### Written instruction:
Find the lines with the string "change" and return them.

Source data:

* start *

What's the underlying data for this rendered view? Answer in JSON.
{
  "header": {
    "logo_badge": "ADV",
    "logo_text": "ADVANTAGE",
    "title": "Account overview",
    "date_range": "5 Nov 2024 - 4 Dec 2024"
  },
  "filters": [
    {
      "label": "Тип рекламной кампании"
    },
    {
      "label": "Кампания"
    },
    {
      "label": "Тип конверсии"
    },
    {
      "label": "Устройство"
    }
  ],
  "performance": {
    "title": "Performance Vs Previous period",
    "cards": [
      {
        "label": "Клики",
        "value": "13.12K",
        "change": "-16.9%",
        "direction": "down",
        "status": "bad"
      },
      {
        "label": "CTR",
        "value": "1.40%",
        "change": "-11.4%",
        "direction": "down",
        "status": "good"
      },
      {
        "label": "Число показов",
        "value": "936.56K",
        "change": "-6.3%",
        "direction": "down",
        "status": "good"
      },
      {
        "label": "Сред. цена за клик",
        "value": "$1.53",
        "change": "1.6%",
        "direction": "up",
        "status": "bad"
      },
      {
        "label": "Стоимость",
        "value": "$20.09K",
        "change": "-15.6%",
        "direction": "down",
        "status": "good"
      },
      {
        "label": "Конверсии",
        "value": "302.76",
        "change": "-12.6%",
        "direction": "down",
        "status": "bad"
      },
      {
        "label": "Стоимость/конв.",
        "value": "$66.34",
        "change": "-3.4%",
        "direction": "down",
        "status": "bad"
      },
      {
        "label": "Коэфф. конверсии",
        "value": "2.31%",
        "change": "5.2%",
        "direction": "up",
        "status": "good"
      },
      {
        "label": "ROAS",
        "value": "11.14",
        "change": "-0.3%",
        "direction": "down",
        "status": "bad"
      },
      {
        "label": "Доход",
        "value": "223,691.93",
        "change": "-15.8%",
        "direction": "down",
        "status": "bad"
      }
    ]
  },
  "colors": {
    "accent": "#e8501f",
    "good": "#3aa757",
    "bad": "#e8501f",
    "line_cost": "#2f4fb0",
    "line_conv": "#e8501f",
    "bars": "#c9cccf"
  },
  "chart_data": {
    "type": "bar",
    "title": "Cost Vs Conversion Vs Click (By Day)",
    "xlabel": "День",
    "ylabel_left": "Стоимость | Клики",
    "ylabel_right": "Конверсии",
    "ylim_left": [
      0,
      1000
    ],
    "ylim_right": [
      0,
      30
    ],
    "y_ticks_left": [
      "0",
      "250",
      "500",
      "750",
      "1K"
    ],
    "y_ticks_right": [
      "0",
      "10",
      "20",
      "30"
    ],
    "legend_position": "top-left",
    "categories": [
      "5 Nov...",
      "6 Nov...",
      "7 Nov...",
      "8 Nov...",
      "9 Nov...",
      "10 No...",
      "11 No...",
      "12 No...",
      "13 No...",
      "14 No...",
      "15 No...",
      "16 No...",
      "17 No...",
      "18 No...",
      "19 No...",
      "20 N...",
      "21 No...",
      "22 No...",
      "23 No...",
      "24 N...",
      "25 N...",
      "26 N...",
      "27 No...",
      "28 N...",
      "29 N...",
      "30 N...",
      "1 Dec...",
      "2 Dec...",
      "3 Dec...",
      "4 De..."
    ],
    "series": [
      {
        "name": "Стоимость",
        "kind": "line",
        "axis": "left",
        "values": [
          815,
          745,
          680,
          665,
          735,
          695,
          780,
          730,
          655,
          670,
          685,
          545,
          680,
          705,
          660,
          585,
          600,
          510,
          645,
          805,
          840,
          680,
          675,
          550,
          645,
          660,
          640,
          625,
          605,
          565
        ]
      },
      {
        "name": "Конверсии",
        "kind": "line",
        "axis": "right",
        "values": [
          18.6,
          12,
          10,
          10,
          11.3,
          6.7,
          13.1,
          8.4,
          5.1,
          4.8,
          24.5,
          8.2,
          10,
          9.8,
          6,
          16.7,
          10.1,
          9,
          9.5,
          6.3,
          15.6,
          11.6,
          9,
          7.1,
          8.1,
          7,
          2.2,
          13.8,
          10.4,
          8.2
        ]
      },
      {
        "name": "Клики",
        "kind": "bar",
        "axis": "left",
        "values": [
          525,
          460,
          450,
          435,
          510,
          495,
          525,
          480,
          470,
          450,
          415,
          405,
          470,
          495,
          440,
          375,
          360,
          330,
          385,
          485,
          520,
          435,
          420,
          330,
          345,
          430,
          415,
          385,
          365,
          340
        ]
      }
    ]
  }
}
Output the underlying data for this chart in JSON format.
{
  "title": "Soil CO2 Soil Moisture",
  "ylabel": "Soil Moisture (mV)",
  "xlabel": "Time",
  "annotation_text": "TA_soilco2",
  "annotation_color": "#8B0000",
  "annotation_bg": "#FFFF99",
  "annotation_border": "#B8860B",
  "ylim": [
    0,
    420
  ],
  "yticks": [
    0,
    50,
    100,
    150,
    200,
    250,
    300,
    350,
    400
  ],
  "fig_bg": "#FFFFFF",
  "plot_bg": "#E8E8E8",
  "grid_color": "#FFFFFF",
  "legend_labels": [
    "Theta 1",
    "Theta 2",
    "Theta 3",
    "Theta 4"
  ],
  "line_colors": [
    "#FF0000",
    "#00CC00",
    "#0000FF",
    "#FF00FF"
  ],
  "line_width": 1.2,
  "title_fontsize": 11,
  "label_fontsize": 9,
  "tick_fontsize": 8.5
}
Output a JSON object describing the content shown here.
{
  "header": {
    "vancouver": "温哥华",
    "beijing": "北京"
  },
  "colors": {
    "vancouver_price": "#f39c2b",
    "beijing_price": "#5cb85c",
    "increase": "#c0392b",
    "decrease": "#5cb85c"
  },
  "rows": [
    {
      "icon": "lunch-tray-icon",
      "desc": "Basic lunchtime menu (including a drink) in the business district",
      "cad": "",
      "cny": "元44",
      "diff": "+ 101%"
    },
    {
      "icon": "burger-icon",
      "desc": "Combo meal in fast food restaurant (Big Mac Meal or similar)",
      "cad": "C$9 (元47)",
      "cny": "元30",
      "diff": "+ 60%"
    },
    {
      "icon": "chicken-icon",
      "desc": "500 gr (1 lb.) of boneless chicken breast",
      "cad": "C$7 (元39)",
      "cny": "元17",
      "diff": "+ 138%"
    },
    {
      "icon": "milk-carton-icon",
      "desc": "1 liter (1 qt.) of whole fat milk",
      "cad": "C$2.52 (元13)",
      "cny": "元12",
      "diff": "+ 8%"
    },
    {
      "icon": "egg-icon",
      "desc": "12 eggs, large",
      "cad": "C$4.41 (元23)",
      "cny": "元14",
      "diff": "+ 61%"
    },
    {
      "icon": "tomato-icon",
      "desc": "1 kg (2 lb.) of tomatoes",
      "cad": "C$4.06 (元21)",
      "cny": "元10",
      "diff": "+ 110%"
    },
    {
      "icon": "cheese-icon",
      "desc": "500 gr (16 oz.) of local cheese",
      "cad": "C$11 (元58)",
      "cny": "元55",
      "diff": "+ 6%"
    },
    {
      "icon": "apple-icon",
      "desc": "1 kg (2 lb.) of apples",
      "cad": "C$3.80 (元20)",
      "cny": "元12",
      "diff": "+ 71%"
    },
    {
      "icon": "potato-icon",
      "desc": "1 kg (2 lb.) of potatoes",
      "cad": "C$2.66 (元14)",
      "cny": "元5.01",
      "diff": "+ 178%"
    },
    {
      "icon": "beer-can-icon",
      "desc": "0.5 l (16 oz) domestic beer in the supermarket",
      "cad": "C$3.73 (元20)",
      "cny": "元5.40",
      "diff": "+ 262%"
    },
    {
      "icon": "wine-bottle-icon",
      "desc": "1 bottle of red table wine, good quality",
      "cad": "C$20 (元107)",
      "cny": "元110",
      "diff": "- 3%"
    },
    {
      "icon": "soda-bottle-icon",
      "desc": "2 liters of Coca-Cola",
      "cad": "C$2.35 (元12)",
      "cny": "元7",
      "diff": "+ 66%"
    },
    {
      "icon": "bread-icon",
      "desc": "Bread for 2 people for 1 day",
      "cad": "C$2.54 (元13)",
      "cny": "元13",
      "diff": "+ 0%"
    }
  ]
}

* end *

### Task answer:
        "change": "-16.9%",
        "change": "-11.4%",
        "change": "-6.3%",
        "change": "1.6%",
        "change": "-15.6%",
        "change": "-12.6%",
        "change": "-3.4%",
        "change": "5.2%",
        "change": "-0.3%",
        "change": "-15.8%",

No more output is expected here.